• THE REQUEST
Reproduce the records below exactly as they appear, omitting any pictures they contain.

• DATA FOR THE TASK
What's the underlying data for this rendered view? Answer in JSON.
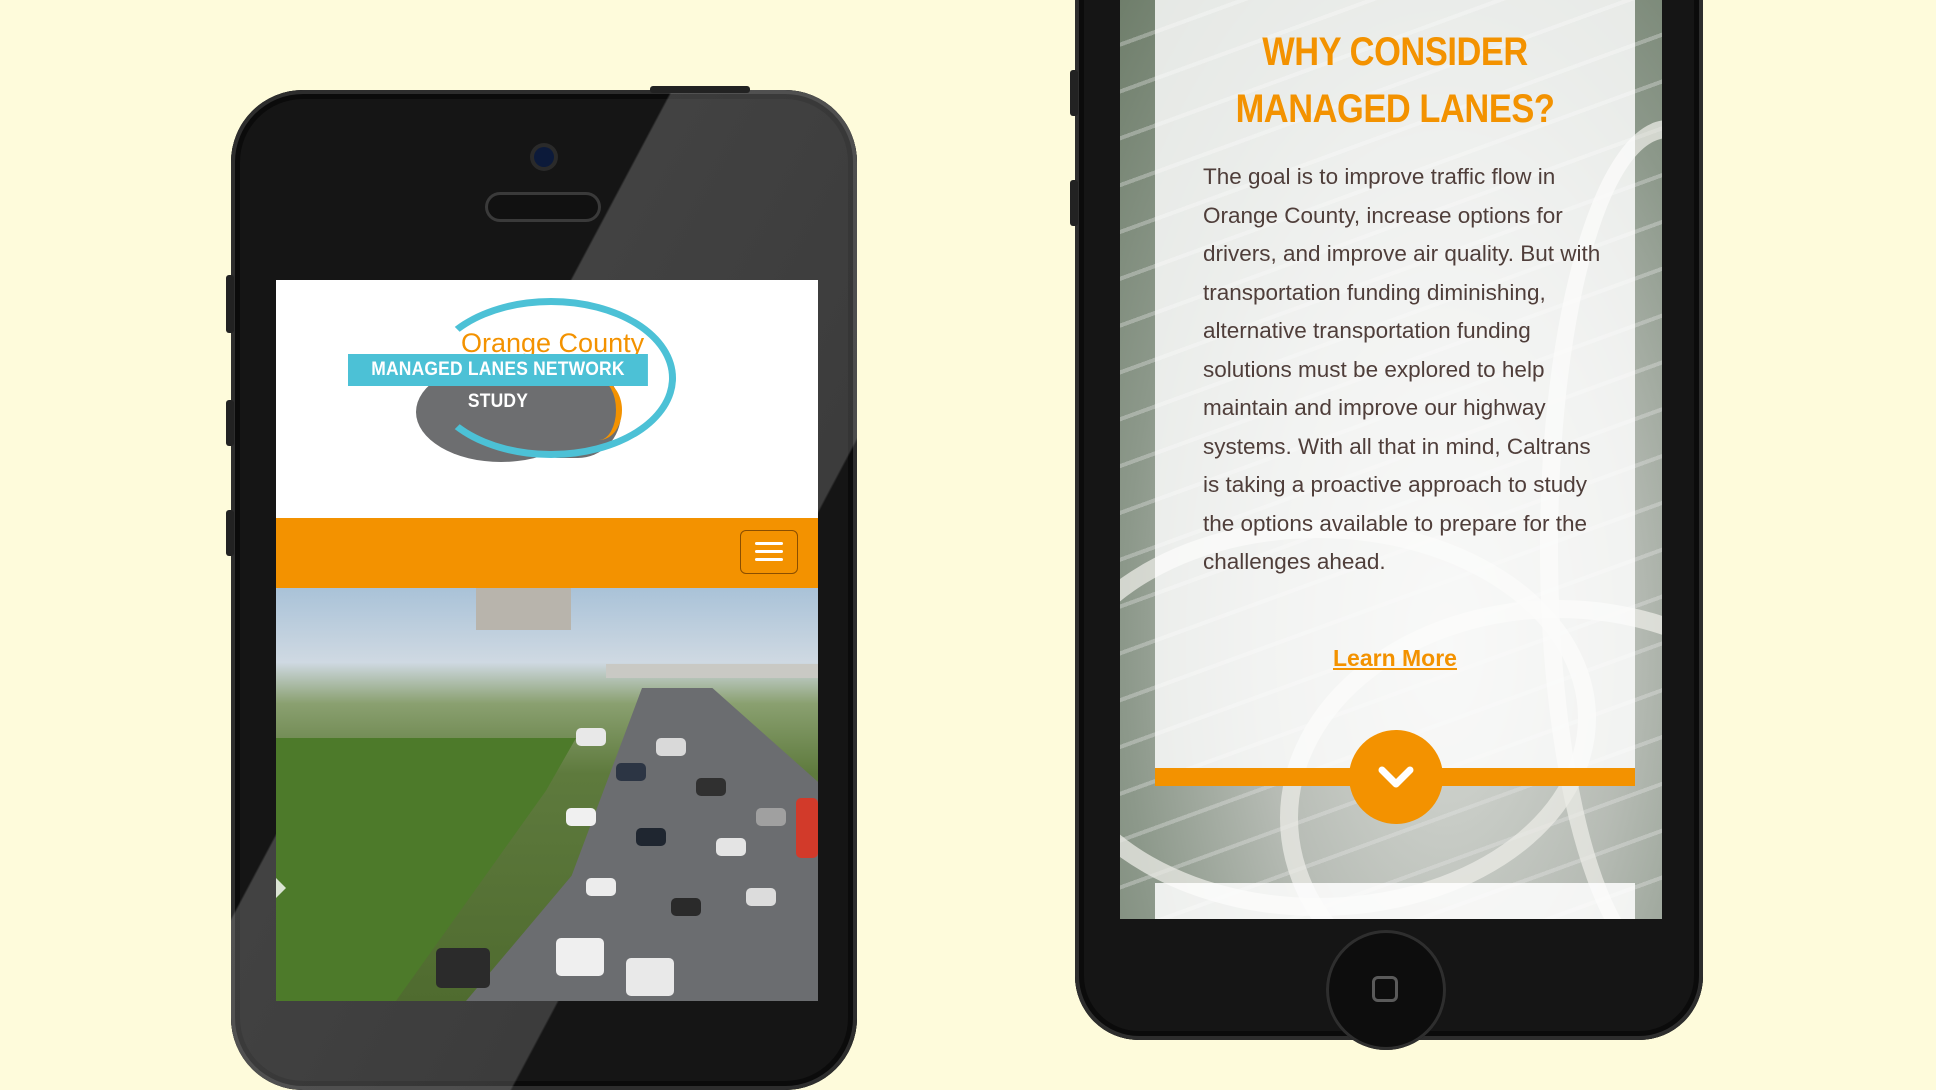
{
  "left_phone": {
    "logo": {
      "county_text": "Orange County",
      "banner_text": "MANAGED LANES NETWORK STUDY"
    },
    "menu_icon": "hamburger-menu-icon",
    "hero_icon": "chevron-right-icon"
  },
  "right_phone": {
    "title": "WHY CONSIDER MANAGED LANES?",
    "body": "The goal is to improve traffic flow in Orange County, increase options for drivers, and improve air quality. But with transportation funding diminishing, alternative transportation funding solutions must be explored to help maintain and improve our highway systems. With all that in mind, Caltrans is taking a proactive approach to study the options available to prepare for the challenges ahead.",
    "learn_more": "Learn More",
    "scroll_icon": "chevron-down-icon"
  },
  "colors": {
    "background": "#fefbdb",
    "accent_orange": "#f39200",
    "logo_teal": "#4cc1d6",
    "body_text": "#4f3e3a"
  }
}
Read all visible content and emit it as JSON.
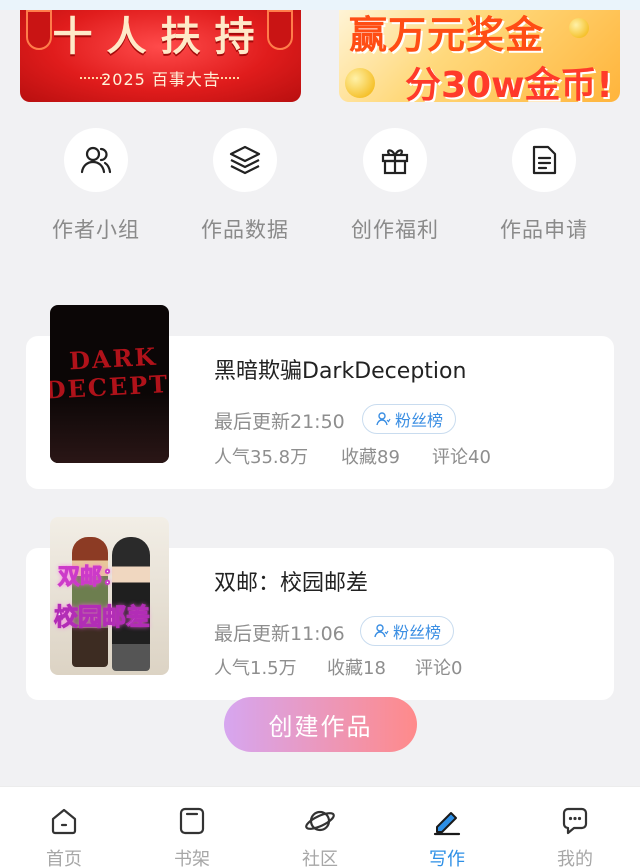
{
  "banners": {
    "left": {
      "headline": "十人扶持",
      "subline": "2025 百事大吉"
    },
    "right": {
      "line1": "赢万元奖金",
      "line2": "分30w金币!"
    }
  },
  "quick_actions": [
    {
      "label": "作者小组",
      "icon": "people-icon"
    },
    {
      "label": "作品数据",
      "icon": "layers-icon"
    },
    {
      "label": "创作福利",
      "icon": "gift-icon"
    },
    {
      "label": "作品申请",
      "icon": "document-icon"
    }
  ],
  "works": [
    {
      "cover_text": "DARK DECEPTION",
      "title": "黑暗欺骗DarkDeception",
      "last_update": "最后更新21:50",
      "fan_button": "粉丝榜",
      "popularity": "人气35.8万",
      "favorites": "收藏89",
      "comments": "评论40"
    },
    {
      "cover_text_1": "双邮：",
      "cover_text_2": "校园邮差",
      "title": "双邮：校园邮差",
      "last_update": "最后更新11:06",
      "fan_button": "粉丝榜",
      "popularity": "人气1.5万",
      "favorites": "收藏18",
      "comments": "评论0"
    }
  ],
  "create_button": "创建作品",
  "bottom_nav": [
    {
      "label": "首页",
      "icon": "home-icon"
    },
    {
      "label": "书架",
      "icon": "bookshelf-icon"
    },
    {
      "label": "社区",
      "icon": "planet-icon"
    },
    {
      "label": "写作",
      "icon": "pen-icon",
      "active": true
    },
    {
      "label": "我的",
      "icon": "chat-bubble-icon"
    }
  ],
  "colors": {
    "accent": "#2d8fe6",
    "background": "#f1f1f3",
    "create_gradient_start": "#d6a6f0",
    "create_gradient_end": "#ff8a8a"
  }
}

• THE ANSWER
What's the underlying data for this rendered view? Answer in JSON.
{
  "left_phone": {
    "logo": {
      "county_text": "Orange County",
      "banner_text": "MANAGED LANES NETWORK STUDY"
    },
    "menu_icon": "hamburger-menu-icon",
    "hero_icon": "chevron-right-icon"
  },
  "right_phone": {
    "title": "WHY CONSIDER MANAGED LANES?",
    "body": "The goal is to improve traffic flow in Orange County, increase options for drivers, and improve air quality. But with transportation funding diminishing, alternative transportation funding solutions must be explored to help maintain and improve our highway systems. With all that in mind, Caltrans is taking a proactive approach to study the options available to prepare for the challenges ahead.",
    "learn_more": "Learn More",
    "scroll_icon": "chevron-down-icon"
  },
  "colors": {
    "background": "#fefbdb",
    "accent_orange": "#f39200",
    "logo_teal": "#4cc1d6",
    "body_text": "#4f3e3a"
  }
}
Read all visible content and emit it as JSON.
{
  "banners": {
    "left": {
      "headline": "十人扶持",
      "subline": "2025 百事大吉"
    },
    "right": {
      "line1": "赢万元奖金",
      "line2": "分30w金币!"
    }
  },
  "quick_actions": [
    {
      "label": "作者小组",
      "icon": "people-icon"
    },
    {
      "label": "作品数据",
      "icon": "layers-icon"
    },
    {
      "label": "创作福利",
      "icon": "gift-icon"
    },
    {
      "label": "作品申请",
      "icon": "document-icon"
    }
  ],
  "works": [
    {
      "cover_text": "DARK DECEPTION",
      "title": "黑暗欺骗DarkDeception",
      "last_update": "最后更新21:50",
      "fan_button": "粉丝榜",
      "popularity": "人气35.8万",
      "favorites": "收藏89",
      "comments": "评论40"
    },
    {
      "cover_text_1": "双邮：",
      "cover_text_2": "校园邮差",
      "title": "双邮：校园邮差",
      "last_update": "最后更新11:06",
      "fan_button": "粉丝榜",
      "popularity": "人气1.5万",
      "favorites": "收藏18",
      "comments": "评论0"
    }
  ],
  "create_button": "创建作品",
  "bottom_nav": [
    {
      "label": "首页",
      "icon": "home-icon"
    },
    {
      "label": "书架",
      "icon": "bookshelf-icon"
    },
    {
      "label": "社区",
      "icon": "planet-icon"
    },
    {
      "label": "写作",
      "icon": "pen-icon",
      "active": true
    },
    {
      "label": "我的",
      "icon": "chat-bubble-icon"
    }
  ],
  "colors": {
    "accent": "#2d8fe6",
    "background": "#f1f1f3",
    "create_gradient_start": "#d6a6f0",
    "create_gradient_end": "#ff8a8a"
  }
}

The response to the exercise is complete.